Dataset rows

---

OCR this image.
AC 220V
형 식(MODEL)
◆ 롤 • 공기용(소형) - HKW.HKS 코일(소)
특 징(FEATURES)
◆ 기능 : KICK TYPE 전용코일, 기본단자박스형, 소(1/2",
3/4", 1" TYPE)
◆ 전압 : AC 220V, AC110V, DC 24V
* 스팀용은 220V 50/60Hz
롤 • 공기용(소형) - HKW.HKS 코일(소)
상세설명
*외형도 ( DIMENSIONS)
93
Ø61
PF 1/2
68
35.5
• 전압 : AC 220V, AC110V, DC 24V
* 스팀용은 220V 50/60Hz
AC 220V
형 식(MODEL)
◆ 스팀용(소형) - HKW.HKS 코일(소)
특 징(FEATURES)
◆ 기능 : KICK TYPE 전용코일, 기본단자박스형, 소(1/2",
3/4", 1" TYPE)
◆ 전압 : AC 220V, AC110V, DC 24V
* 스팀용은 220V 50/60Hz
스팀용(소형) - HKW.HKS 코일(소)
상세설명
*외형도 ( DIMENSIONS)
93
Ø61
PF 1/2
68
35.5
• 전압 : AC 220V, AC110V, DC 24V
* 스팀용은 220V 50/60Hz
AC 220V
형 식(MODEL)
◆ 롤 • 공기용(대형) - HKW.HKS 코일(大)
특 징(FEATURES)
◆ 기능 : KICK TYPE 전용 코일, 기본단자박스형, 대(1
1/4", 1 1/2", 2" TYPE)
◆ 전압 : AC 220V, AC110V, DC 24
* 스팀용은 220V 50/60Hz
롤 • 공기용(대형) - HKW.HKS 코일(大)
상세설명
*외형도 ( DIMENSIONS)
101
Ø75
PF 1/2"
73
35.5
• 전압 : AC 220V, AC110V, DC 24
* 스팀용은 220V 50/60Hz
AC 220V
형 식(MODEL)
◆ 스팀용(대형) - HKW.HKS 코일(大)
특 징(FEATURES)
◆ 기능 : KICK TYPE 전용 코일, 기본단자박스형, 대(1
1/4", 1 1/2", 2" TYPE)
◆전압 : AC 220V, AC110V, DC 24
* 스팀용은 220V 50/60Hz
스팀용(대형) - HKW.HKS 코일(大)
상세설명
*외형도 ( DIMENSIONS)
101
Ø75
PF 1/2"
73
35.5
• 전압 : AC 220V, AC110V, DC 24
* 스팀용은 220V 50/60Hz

---

### Problem statement
Repeat the records above exactly.

### Full solution
OCR this image.
AC 220V
형 식(MODEL)
◆ 롤 • 공기용(소형) - HKW.HKS 코일(소)
특 징(FEATURES)
◆ 기능 : KICK TYPE 전용코일, 기본단자박스형, 소(1/2",
3/4", 1" TYPE)
◆ 전압 : AC 220V, AC110V, DC 24V
* 스팀용은 220V 50/60Hz
롤 • 공기용(소형) - HKW.HKS 코일(소)
상세설명
*외형도 ( DIMENSIONS)
93
Ø61
PF 1/2
68
35.5
• 전압 : AC 220V, AC110V, DC 24V
* 스팀용은 220V 50/60Hz
AC 220V
형 식(MODEL)
◆ 스팀용(소형) - HKW.HKS 코일(소)
특 징(FEATURES)
◆ 기능 : KICK TYPE 전용코일, 기본단자박스형, 소(1/2",
3/4", 1" TYPE)
◆ 전압 : AC 220V, AC110V, DC 24V
* 스팀용은 220V 50/60Hz
스팀용(소형) - HKW.HKS 코일(소)
상세설명
*외형도 ( DIMENSIONS)
93
Ø61
PF 1/2
68
35.5
• 전압 : AC 220V, AC110V, DC 24V
* 스팀용은 220V 50/60Hz
AC 220V
형 식(MODEL)
◆ 롤 • 공기용(대형) - HKW.HKS 코일(大)
특 징(FEATURES)
◆ 기능 : KICK TYPE 전용 코일, 기본단자박스형, 대(1
1/4", 1 1/2", 2" TYPE)
◆ 전압 : AC 220V, AC110V, DC 24
* 스팀용은 220V 50/60Hz
롤 • 공기용(대형) - HKW.HKS 코일(大)
상세설명
*외형도 ( DIMENSIONS)
101
Ø75
PF 1/2"
73
35.5
• 전압 : AC 220V, AC110V, DC 24
* 스팀용은 220V 50/60Hz
AC 220V
형 식(MODEL)
◆ 스팀용(대형) - HKW.HKS 코일(大)
특 징(FEATURES)
◆ 기능 : KICK TYPE 전용 코일, 기본단자박스형, 대(1
1/4", 1 1/2", 2" TYPE)
◆전압 : AC 220V, AC110V, DC 24
* 스팀용은 220V 50/60Hz
스팀용(대형) - HKW.HKS 코일(大)
상세설명
*외형도 ( DIMENSIONS)
101
Ø75
PF 1/2"
73
35.5
• 전압 : AC 220V, AC110V, DC 24
* 스팀용은 220V 50/60Hz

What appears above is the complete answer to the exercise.